▸ Problem description: Give the records back in full, exactly as they read.

-- begin Given records --

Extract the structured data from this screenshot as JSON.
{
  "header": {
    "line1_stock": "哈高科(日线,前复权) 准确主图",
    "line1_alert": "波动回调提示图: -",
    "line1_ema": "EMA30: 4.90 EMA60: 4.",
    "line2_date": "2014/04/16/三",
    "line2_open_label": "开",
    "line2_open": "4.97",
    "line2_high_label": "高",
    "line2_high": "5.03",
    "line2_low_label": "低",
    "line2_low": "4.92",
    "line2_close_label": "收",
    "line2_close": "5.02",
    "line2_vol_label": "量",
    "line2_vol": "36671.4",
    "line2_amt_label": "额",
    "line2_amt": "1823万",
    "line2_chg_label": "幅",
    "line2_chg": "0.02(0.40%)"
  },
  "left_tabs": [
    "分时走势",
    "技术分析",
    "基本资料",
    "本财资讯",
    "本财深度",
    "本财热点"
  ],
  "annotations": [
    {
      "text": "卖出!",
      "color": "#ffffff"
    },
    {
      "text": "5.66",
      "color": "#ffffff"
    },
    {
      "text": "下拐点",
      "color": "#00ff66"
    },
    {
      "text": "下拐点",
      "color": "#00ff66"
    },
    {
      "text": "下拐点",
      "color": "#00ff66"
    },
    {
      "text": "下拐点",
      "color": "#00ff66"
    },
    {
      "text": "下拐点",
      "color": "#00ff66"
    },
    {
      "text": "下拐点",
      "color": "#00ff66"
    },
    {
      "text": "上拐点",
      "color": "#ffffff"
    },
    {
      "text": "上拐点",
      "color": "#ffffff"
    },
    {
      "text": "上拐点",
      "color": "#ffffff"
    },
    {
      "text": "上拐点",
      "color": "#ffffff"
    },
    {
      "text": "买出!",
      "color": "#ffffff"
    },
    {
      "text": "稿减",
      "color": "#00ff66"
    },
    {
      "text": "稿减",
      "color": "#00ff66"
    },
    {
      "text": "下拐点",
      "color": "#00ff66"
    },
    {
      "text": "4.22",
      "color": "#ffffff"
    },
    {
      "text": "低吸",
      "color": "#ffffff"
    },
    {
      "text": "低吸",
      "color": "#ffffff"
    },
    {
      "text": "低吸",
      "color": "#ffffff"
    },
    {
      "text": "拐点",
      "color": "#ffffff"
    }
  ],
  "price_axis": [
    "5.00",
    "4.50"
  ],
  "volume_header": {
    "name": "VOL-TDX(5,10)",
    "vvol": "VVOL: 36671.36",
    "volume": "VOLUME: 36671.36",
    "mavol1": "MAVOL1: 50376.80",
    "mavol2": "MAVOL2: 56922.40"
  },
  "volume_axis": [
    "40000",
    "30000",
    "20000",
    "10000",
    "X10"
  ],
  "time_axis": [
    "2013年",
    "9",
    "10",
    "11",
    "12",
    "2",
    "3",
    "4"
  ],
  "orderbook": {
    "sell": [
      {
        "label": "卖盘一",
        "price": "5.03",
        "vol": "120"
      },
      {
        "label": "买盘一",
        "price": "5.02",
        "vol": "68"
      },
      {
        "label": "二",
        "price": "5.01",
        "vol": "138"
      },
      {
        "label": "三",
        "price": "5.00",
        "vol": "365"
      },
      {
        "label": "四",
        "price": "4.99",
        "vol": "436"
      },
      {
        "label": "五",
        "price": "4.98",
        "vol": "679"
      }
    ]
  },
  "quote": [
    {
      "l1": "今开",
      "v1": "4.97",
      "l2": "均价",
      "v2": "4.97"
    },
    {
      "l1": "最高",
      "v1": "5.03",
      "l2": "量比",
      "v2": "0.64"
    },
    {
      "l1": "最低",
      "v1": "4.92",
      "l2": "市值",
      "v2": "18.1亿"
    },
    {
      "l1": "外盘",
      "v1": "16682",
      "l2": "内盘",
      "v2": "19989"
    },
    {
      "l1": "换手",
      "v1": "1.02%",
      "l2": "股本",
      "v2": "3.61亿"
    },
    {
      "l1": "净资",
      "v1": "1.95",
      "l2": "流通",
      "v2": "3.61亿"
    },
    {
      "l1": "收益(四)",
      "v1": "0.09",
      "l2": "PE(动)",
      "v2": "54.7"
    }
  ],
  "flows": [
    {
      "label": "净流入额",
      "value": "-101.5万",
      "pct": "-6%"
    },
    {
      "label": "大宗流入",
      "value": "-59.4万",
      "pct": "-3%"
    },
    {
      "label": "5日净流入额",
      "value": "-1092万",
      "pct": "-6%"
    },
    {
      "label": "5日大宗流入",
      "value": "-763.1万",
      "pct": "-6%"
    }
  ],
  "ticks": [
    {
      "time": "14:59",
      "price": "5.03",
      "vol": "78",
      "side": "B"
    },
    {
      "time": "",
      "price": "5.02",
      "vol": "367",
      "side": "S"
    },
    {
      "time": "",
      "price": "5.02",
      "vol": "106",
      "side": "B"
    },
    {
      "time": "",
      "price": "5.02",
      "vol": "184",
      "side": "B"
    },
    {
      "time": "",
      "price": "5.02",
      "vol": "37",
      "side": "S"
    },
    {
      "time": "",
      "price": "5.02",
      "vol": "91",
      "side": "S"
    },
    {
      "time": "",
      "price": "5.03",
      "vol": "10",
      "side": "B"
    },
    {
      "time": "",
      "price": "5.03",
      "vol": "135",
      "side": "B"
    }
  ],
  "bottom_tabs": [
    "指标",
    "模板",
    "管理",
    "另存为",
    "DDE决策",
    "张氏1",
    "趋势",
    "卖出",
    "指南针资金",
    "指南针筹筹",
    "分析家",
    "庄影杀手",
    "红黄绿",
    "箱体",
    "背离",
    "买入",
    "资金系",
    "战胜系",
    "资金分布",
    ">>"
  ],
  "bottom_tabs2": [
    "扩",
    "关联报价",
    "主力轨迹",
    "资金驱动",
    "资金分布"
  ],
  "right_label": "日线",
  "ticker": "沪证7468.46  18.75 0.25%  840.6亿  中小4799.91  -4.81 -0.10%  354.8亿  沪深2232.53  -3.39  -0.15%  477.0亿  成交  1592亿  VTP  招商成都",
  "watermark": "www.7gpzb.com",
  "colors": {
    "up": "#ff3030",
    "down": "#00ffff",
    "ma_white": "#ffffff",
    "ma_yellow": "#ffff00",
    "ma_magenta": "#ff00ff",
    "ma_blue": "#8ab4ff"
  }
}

-- end Given records --

▸ Result:
Extract the structured data from this screenshot as JSON.
{
  "header": {
    "line1_stock": "哈高科(日线,前复权) 准确主图",
    "line1_alert": "波动回调提示图: -",
    "line1_ema": "EMA30: 4.90 EMA60: 4.",
    "line2_date": "2014/04/16/三",
    "line2_open_label": "开",
    "line2_open": "4.97",
    "line2_high_label": "高",
    "line2_high": "5.03",
    "line2_low_label": "低",
    "line2_low": "4.92",
    "line2_close_label": "收",
    "line2_close": "5.02",
    "line2_vol_label": "量",
    "line2_vol": "36671.4",
    "line2_amt_label": "额",
    "line2_amt": "1823万",
    "line2_chg_label": "幅",
    "line2_chg": "0.02(0.40%)"
  },
  "left_tabs": [
    "分时走势",
    "技术分析",
    "基本资料",
    "本财资讯",
    "本财深度",
    "本财热点"
  ],
  "annotations": [
    {
      "text": "卖出!",
      "color": "#ffffff"
    },
    {
      "text": "5.66",
      "color": "#ffffff"
    },
    {
      "text": "下拐点",
      "color": "#00ff66"
    },
    {
      "text": "下拐点",
      "color": "#00ff66"
    },
    {
      "text": "下拐点",
      "color": "#00ff66"
    },
    {
      "text": "下拐点",
      "color": "#00ff66"
    },
    {
      "text": "下拐点",
      "color": "#00ff66"
    },
    {
      "text": "下拐点",
      "color": "#00ff66"
    },
    {
      "text": "上拐点",
      "color": "#ffffff"
    },
    {
      "text": "上拐点",
      "color": "#ffffff"
    },
    {
      "text": "上拐点",
      "color": "#ffffff"
    },
    {
      "text": "上拐点",
      "color": "#ffffff"
    },
    {
      "text": "买出!",
      "color": "#ffffff"
    },
    {
      "text": "稿减",
      "color": "#00ff66"
    },
    {
      "text": "稿减",
      "color": "#00ff66"
    },
    {
      "text": "下拐点",
      "color": "#00ff66"
    },
    {
      "text": "4.22",
      "color": "#ffffff"
    },
    {
      "text": "低吸",
      "color": "#ffffff"
    },
    {
      "text": "低吸",
      "color": "#ffffff"
    },
    {
      "text": "低吸",
      "color": "#ffffff"
    },
    {
      "text": "拐点",
      "color": "#ffffff"
    }
  ],
  "price_axis": [
    "5.00",
    "4.50"
  ],
  "volume_header": {
    "name": "VOL-TDX(5,10)",
    "vvol": "VVOL: 36671.36",
    "volume": "VOLUME: 36671.36",
    "mavol1": "MAVOL1: 50376.80",
    "mavol2": "MAVOL2: 56922.40"
  },
  "volume_axis": [
    "40000",
    "30000",
    "20000",
    "10000",
    "X10"
  ],
  "time_axis": [
    "2013年",
    "9",
    "10",
    "11",
    "12",
    "2",
    "3",
    "4"
  ],
  "orderbook": {
    "sell": [
      {
        "label": "卖盘一",
        "price": "5.03",
        "vol": "120"
      },
      {
        "label": "买盘一",
        "price": "5.02",
        "vol": "68"
      },
      {
        "label": "二",
        "price": "5.01",
        "vol": "138"
      },
      {
        "label": "三",
        "price": "5.00",
        "vol": "365"
      },
      {
        "label": "四",
        "price": "4.99",
        "vol": "436"
      },
      {
        "label": "五",
        "price": "4.98",
        "vol": "679"
      }
    ]
  },
  "quote": [
    {
      "l1": "今开",
      "v1": "4.97",
      "l2": "均价",
      "v2": "4.97"
    },
    {
      "l1": "最高",
      "v1": "5.03",
      "l2": "量比",
      "v2": "0.64"
    },
    {
      "l1": "最低",
      "v1": "4.92",
      "l2": "市值",
      "v2": "18.1亿"
    },
    {
      "l1": "外盘",
      "v1": "16682",
      "l2": "内盘",
      "v2": "19989"
    },
    {
      "l1": "换手",
      "v1": "1.02%",
      "l2": "股本",
      "v2": "3.61亿"
    },
    {
      "l1": "净资",
      "v1": "1.95",
      "l2": "流通",
      "v2": "3.61亿"
    },
    {
      "l1": "收益(四)",
      "v1": "0.09",
      "l2": "PE(动)",
      "v2": "54.7"
    }
  ],
  "flows": [
    {
      "label": "净流入额",
      "value": "-101.5万",
      "pct": "-6%"
    },
    {
      "label": "大宗流入",
      "value": "-59.4万",
      "pct": "-3%"
    },
    {
      "label": "5日净流入额",
      "value": "-1092万",
      "pct": "-6%"
    },
    {
      "label": "5日大宗流入",
      "value": "-763.1万",
      "pct": "-6%"
    }
  ],
  "ticks": [
    {
      "time": "14:59",
      "price": "5.03",
      "vol": "78",
      "side": "B"
    },
    {
      "time": "",
      "price": "5.02",
      "vol": "367",
      "side": "S"
    },
    {
      "time": "",
      "price": "5.02",
      "vol": "106",
      "side": "B"
    },
    {
      "time": "",
      "price": "5.02",
      "vol": "184",
      "side": "B"
    },
    {
      "time": "",
      "price": "5.02",
      "vol": "37",
      "side": "S"
    },
    {
      "time": "",
      "price": "5.02",
      "vol": "91",
      "side": "S"
    },
    {
      "time": "",
      "price": "5.03",
      "vol": "10",
      "side": "B"
    },
    {
      "time": "",
      "price": "5.03",
      "vol": "135",
      "side": "B"
    }
  ],
  "bottom_tabs": [
    "指标",
    "模板",
    "管理",
    "另存为",
    "DDE决策",
    "张氏1",
    "趋势",
    "卖出",
    "指南针资金",
    "指南针筹筹",
    "分析家",
    "庄影杀手",
    "红黄绿",
    "箱体",
    "背离",
    "买入",
    "资金系",
    "战胜系",
    "资金分布",
    ">>"
  ],
  "bottom_tabs2": [
    "扩",
    "关联报价",
    "主力轨迹",
    "资金驱动",
    "资金分布"
  ],
  "right_label": "日线",
  "ticker": "沪证7468.46  18.75 0.25%  840.6亿  中小4799.91  -4.81 -0.10%  354.8亿  沪深2232.53  -3.39  -0.15%  477.0亿  成交  1592亿  VTP  招商成都",
  "watermark": "www.7gpzb.com",
  "colors": {
    "up": "#ff3030",
    "down": "#00ffff",
    "ma_white": "#ffffff",
    "ma_yellow": "#ffff00",
    "ma_magenta": "#ff00ff",
    "ma_blue": "#8ab4ff"
  }
}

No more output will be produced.